** begin Exercise data **

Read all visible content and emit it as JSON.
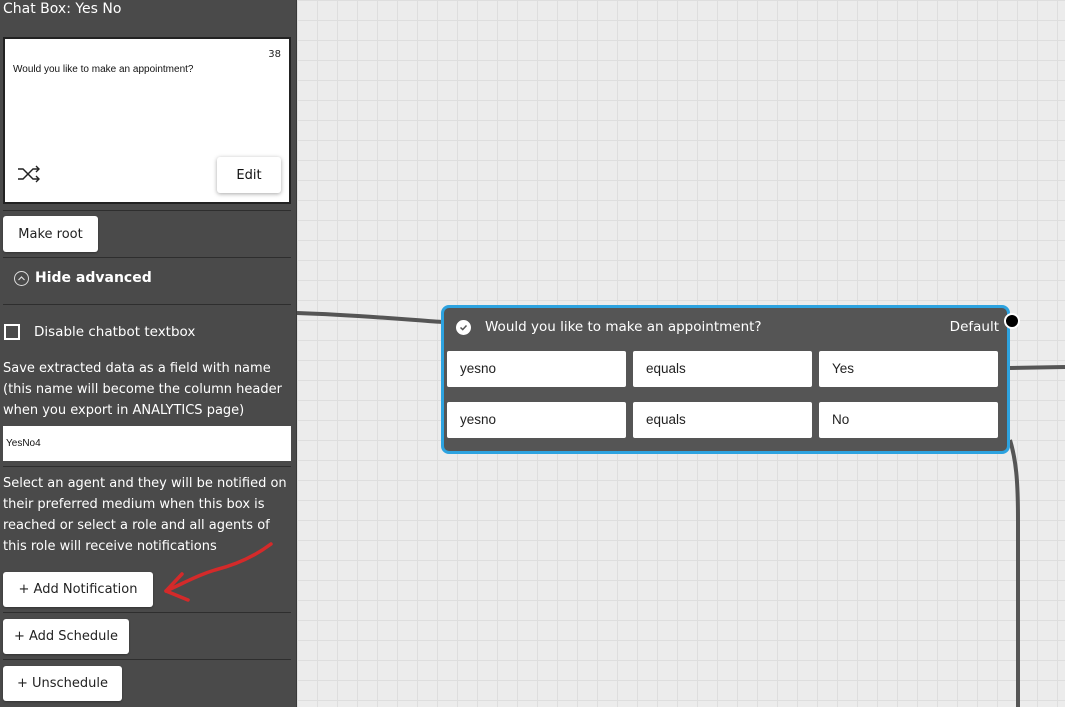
{
  "sidebar": {
    "title": "Chat Box: Yes No",
    "preview": {
      "char_count": "38",
      "message": "Would you like to make an appointment?",
      "shuffle_icon": "shuffle-icon",
      "edit_label": "Edit"
    },
    "make_root_label": "Make root",
    "hide_advanced_label": "Hide advanced",
    "disable_textbox_label": "Disable chatbot textbox",
    "disable_textbox_checked": false,
    "save_field_description": "Save extracted data as a field with name (this name will become the column header when you export in ANALYTICS page)",
    "save_field_value": "YesNo4",
    "notification_description": "Select an agent and they will be notified on their preferred medium when this box is reached or select a role and all agents of this role will receive notifications",
    "add_notification_label": "+ Add Notification",
    "add_schedule_label": "+ Add Schedule",
    "unschedule_label": "+ Unschedule"
  },
  "node": {
    "title": "Would you like to make an appointment?",
    "default_label": "Default",
    "conditions": [
      {
        "field": "yesno",
        "operator": "equals",
        "value": "Yes"
      },
      {
        "field": "yesno",
        "operator": "equals",
        "value": "No"
      }
    ]
  },
  "colors": {
    "sidebar_bg": "#4a4a4a",
    "node_border": "#2da3e0",
    "node_bg": "#555555",
    "annotation_arrow": "#d42a2a"
  }
}
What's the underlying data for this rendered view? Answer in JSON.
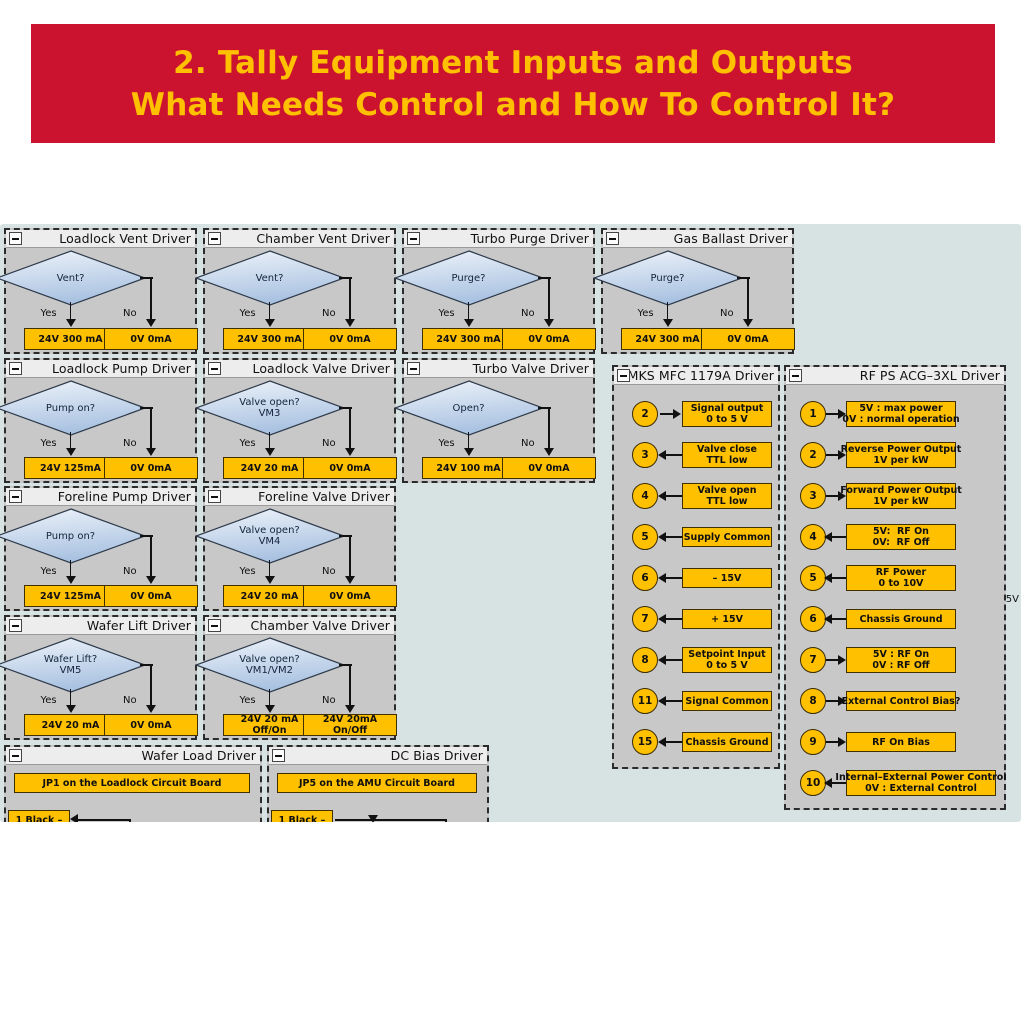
{
  "banner": {
    "line1": "2. Tally Equipment Inputs and Outputs",
    "line2": "What Needs Control and How To Control It?",
    "bg_color": "#cb132f",
    "text_color": "#ffc000"
  },
  "colors": {
    "canvas_bg": "#d7e3e2",
    "panel_bg": "#c8c8c8",
    "panel_header_bg": "#ededed",
    "yellow_box": "#ffc000",
    "diamond_top": "#eef3fa",
    "diamond_bottom": "#a9c2e1"
  },
  "flow_panels": [
    {
      "title": "Loadlock Vent Driver",
      "decision": "Vent?",
      "yes_label": "Yes",
      "no_label": "No",
      "yes_value": "24V 300 mA",
      "no_value": "0V 0mA"
    },
    {
      "title": "Chamber Vent Driver",
      "decision": "Vent?",
      "yes_label": "Yes",
      "no_label": "No",
      "yes_value": "24V 300 mA",
      "no_value": "0V 0mA"
    },
    {
      "title": "Turbo Purge Driver",
      "decision": "Purge?",
      "yes_label": "Yes",
      "no_label": "No",
      "yes_value": "24V 300 mA",
      "no_value": "0V 0mA"
    },
    {
      "title": "Gas Ballast Driver",
      "decision": "Purge?",
      "yes_label": "Yes",
      "no_label": "No",
      "yes_value": "24V 300 mA",
      "no_value": "0V 0mA"
    },
    {
      "title": "Loadlock Pump Driver",
      "decision": "Pump on?",
      "yes_label": "Yes",
      "no_label": "No",
      "yes_value": "24V 125mA",
      "no_value": "0V 0mA"
    },
    {
      "title": "Loadlock Valve Driver",
      "decision": "Valve open?\nVM3",
      "yes_label": "Yes",
      "no_label": "No",
      "yes_value": "24V 20 mA",
      "no_value": "0V 0mA"
    },
    {
      "title": "Turbo Valve Driver",
      "decision": "Open?",
      "yes_label": "Yes",
      "no_label": "No",
      "yes_value": "24V 100 mA",
      "no_value": "0V 0mA"
    },
    {
      "title": "Foreline Pump Driver",
      "decision": "Pump on?",
      "yes_label": "Yes",
      "no_label": "No",
      "yes_value": "24V 125mA",
      "no_value": "0V 0mA"
    },
    {
      "title": "Foreline Valve Driver",
      "decision": "Valve open?\nVM4",
      "yes_label": "Yes",
      "no_label": "No",
      "yes_value": "24V 20 mA",
      "no_value": "0V 0mA"
    },
    {
      "title": "Wafer Lift Driver",
      "decision": "Wafer Lift?\nVM5",
      "yes_label": "Yes",
      "no_label": "No",
      "yes_value": "24V 20 mA",
      "no_value": "0V 0mA"
    },
    {
      "title": "Chamber Valve Driver",
      "decision": "Valve open?\nVM1/VM2",
      "yes_label": "Yes",
      "no_label": "No",
      "yes_value": "24V 20 mA\nOff/On",
      "no_value": "24V 20mA\nOn/Off"
    }
  ],
  "connector_panels": [
    {
      "title": "Wafer Load Driver",
      "header_box": "JP1 on the Loadlock Circuit Board",
      "first_pin": "1 Black –"
    },
    {
      "title": "DC Bias Driver",
      "header_box": "JP5 on the AMU Circuit Board",
      "first_pin": "1 Black –"
    }
  ],
  "mks_panel": {
    "title": "MKS MFC 1179A Driver",
    "pins": [
      {
        "pin": "2",
        "label": "Signal output\n0 to 5 V",
        "direction": "out"
      },
      {
        "pin": "3",
        "label": "Valve close\nTTL low",
        "direction": "in"
      },
      {
        "pin": "4",
        "label": "Valve open\nTTL low",
        "direction": "in"
      },
      {
        "pin": "5",
        "label": "Supply Common",
        "direction": "in"
      },
      {
        "pin": "6",
        "label": "– 15V",
        "direction": "in"
      },
      {
        "pin": "7",
        "label": "+ 15V",
        "direction": "in"
      },
      {
        "pin": "8",
        "label": "Setpoint Input\n0 to 5 V",
        "direction": "in"
      },
      {
        "pin": "11",
        "label": "Signal Common",
        "direction": "in"
      },
      {
        "pin": "15",
        "label": "Chassis Ground",
        "direction": "in"
      }
    ]
  },
  "rf_panel": {
    "title": "RF PS ACG–3XL Driver",
    "pins": [
      {
        "pin": "1",
        "label": "5V : max power\n0V : normal operation",
        "direction": "out"
      },
      {
        "pin": "2",
        "label": "Reverse Power Output\n1V per kW",
        "direction": "out"
      },
      {
        "pin": "3",
        "label": "Forward Power Output\n1V per kW",
        "direction": "out"
      },
      {
        "pin": "4",
        "label": "5V:  RF On\n0V:  RF Off",
        "direction": "in"
      },
      {
        "pin": "5",
        "label": "RF Power\n0 to 10V",
        "direction": "in"
      },
      {
        "pin": "6",
        "label": "Chassis Ground",
        "direction": "in"
      },
      {
        "pin": "7",
        "label": "5V : RF On\n0V : RF Off",
        "direction": "out"
      },
      {
        "pin": "8",
        "label": "External Control Bias?",
        "direction": "out"
      },
      {
        "pin": "9",
        "label": "RF On Bias",
        "direction": "out"
      },
      {
        "pin": "10",
        "label": "Internal–External Power Control\n0V : External Control",
        "direction": "in"
      }
    ]
  },
  "clipped_right_text": "5V"
}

** end Exercise data **

Request:
Give all the entries again exactly, dropping each picture.

Correct output:
Read all visible content and emit it as JSON.
{
  "sidebar": {
    "title": "Chat Box: Yes No",
    "preview": {
      "char_count": "38",
      "message": "Would you like to make an appointment?",
      "shuffle_icon": "shuffle-icon",
      "edit_label": "Edit"
    },
    "make_root_label": "Make root",
    "hide_advanced_label": "Hide advanced",
    "disable_textbox_label": "Disable chatbot textbox",
    "disable_textbox_checked": false,
    "save_field_description": "Save extracted data as a field with name (this name will become the column header when you export in ANALYTICS page)",
    "save_field_value": "YesNo4",
    "notification_description": "Select an agent and they will be notified on their preferred medium when this box is reached or select a role and all agents of this role will receive notifications",
    "add_notification_label": "+ Add Notification",
    "add_schedule_label": "+ Add Schedule",
    "unschedule_label": "+ Unschedule"
  },
  "node": {
    "title": "Would you like to make an appointment?",
    "default_label": "Default",
    "conditions": [
      {
        "field": "yesno",
        "operator": "equals",
        "value": "Yes"
      },
      {
        "field": "yesno",
        "operator": "equals",
        "value": "No"
      }
    ]
  },
  "colors": {
    "sidebar_bg": "#4a4a4a",
    "node_border": "#2da3e0",
    "node_bg": "#555555",
    "annotation_arrow": "#d42a2a"
  }
}
What's the underlying data for this rendered view? Answer in JSON.
{
  "banner": {
    "line1": "2. Tally Equipment Inputs and Outputs",
    "line2": "What Needs Control and How To Control It?",
    "bg_color": "#cb132f",
    "text_color": "#ffc000"
  },
  "colors": {
    "canvas_bg": "#d7e3e2",
    "panel_bg": "#c8c8c8",
    "panel_header_bg": "#ededed",
    "yellow_box": "#ffc000",
    "diamond_top": "#eef3fa",
    "diamond_bottom": "#a9c2e1"
  },
  "flow_panels": [
    {
      "title": "Loadlock Vent Driver",
      "decision": "Vent?",
      "yes_label": "Yes",
      "no_label": "No",
      "yes_value": "24V 300 mA",
      "no_value": "0V 0mA"
    },
    {
      "title": "Chamber Vent Driver",
      "decision": "Vent?",
      "yes_label": "Yes",
      "no_label": "No",
      "yes_value": "24V 300 mA",
      "no_value": "0V 0mA"
    },
    {
      "title": "Turbo Purge Driver",
      "decision": "Purge?",
      "yes_label": "Yes",
      "no_label": "No",
      "yes_value": "24V 300 mA",
      "no_value": "0V 0mA"
    },
    {
      "title": "Gas Ballast Driver",
      "decision": "Purge?",
      "yes_label": "Yes",
      "no_label": "No",
      "yes_value": "24V 300 mA",
      "no_value": "0V 0mA"
    },
    {
      "title": "Loadlock Pump Driver",
      "decision": "Pump on?",
      "yes_label": "Yes",
      "no_label": "No",
      "yes_value": "24V 125mA",
      "no_value": "0V 0mA"
    },
    {
      "title": "Loadlock Valve Driver",
      "decision": "Valve open?\nVM3",
      "yes_label": "Yes",
      "no_label": "No",
      "yes_value": "24V 20 mA",
      "no_value": "0V 0mA"
    },
    {
      "title": "Turbo Valve Driver",
      "decision": "Open?",
      "yes_label": "Yes",
      "no_label": "No",
      "yes_value": "24V 100 mA",
      "no_value": "0V 0mA"
    },
    {
      "title": "Foreline Pump Driver",
      "decision": "Pump on?",
      "yes_label": "Yes",
      "no_label": "No",
      "yes_value": "24V 125mA",
      "no_value": "0V 0mA"
    },
    {
      "title": "Foreline Valve Driver",
      "decision": "Valve open?\nVM4",
      "yes_label": "Yes",
      "no_label": "No",
      "yes_value": "24V 20 mA",
      "no_value": "0V 0mA"
    },
    {
      "title": "Wafer Lift Driver",
      "decision": "Wafer Lift?\nVM5",
      "yes_label": "Yes",
      "no_label": "No",
      "yes_value": "24V 20 mA",
      "no_value": "0V 0mA"
    },
    {
      "title": "Chamber Valve Driver",
      "decision": "Valve open?\nVM1/VM2",
      "yes_label": "Yes",
      "no_label": "No",
      "yes_value": "24V 20 mA\nOff/On",
      "no_value": "24V 20mA\nOn/Off"
    }
  ],
  "connector_panels": [
    {
      "title": "Wafer Load Driver",
      "header_box": "JP1 on the Loadlock Circuit Board",
      "first_pin": "1 Black –"
    },
    {
      "title": "DC Bias Driver",
      "header_box": "JP5 on the AMU Circuit Board",
      "first_pin": "1 Black –"
    }
  ],
  "mks_panel": {
    "title": "MKS MFC 1179A Driver",
    "pins": [
      {
        "pin": "2",
        "label": "Signal output\n0 to 5 V",
        "direction": "out"
      },
      {
        "pin": "3",
        "label": "Valve close\nTTL low",
        "direction": "in"
      },
      {
        "pin": "4",
        "label": "Valve open\nTTL low",
        "direction": "in"
      },
      {
        "pin": "5",
        "label": "Supply Common",
        "direction": "in"
      },
      {
        "pin": "6",
        "label": "– 15V",
        "direction": "in"
      },
      {
        "pin": "7",
        "label": "+ 15V",
        "direction": "in"
      },
      {
        "pin": "8",
        "label": "Setpoint Input\n0 to 5 V",
        "direction": "in"
      },
      {
        "pin": "11",
        "label": "Signal Common",
        "direction": "in"
      },
      {
        "pin": "15",
        "label": "Chassis Ground",
        "direction": "in"
      }
    ]
  },
  "rf_panel": {
    "title": "RF PS ACG–3XL Driver",
    "pins": [
      {
        "pin": "1",
        "label": "5V : max power\n0V : normal operation",
        "direction": "out"
      },
      {
        "pin": "2",
        "label": "Reverse Power Output\n1V per kW",
        "direction": "out"
      },
      {
        "pin": "3",
        "label": "Forward Power Output\n1V per kW",
        "direction": "out"
      },
      {
        "pin": "4",
        "label": "5V:  RF On\n0V:  RF Off",
        "direction": "in"
      },
      {
        "pin": "5",
        "label": "RF Power\n0 to 10V",
        "direction": "in"
      },
      {
        "pin": "6",
        "label": "Chassis Ground",
        "direction": "in"
      },
      {
        "pin": "7",
        "label": "5V : RF On\n0V : RF Off",
        "direction": "out"
      },
      {
        "pin": "8",
        "label": "External Control Bias?",
        "direction": "out"
      },
      {
        "pin": "9",
        "label": "RF On Bias",
        "direction": "out"
      },
      {
        "pin": "10",
        "label": "Internal–External Power Control\n0V : External Control",
        "direction": "in"
      }
    ]
  },
  "clipped_right_text": "5V"
}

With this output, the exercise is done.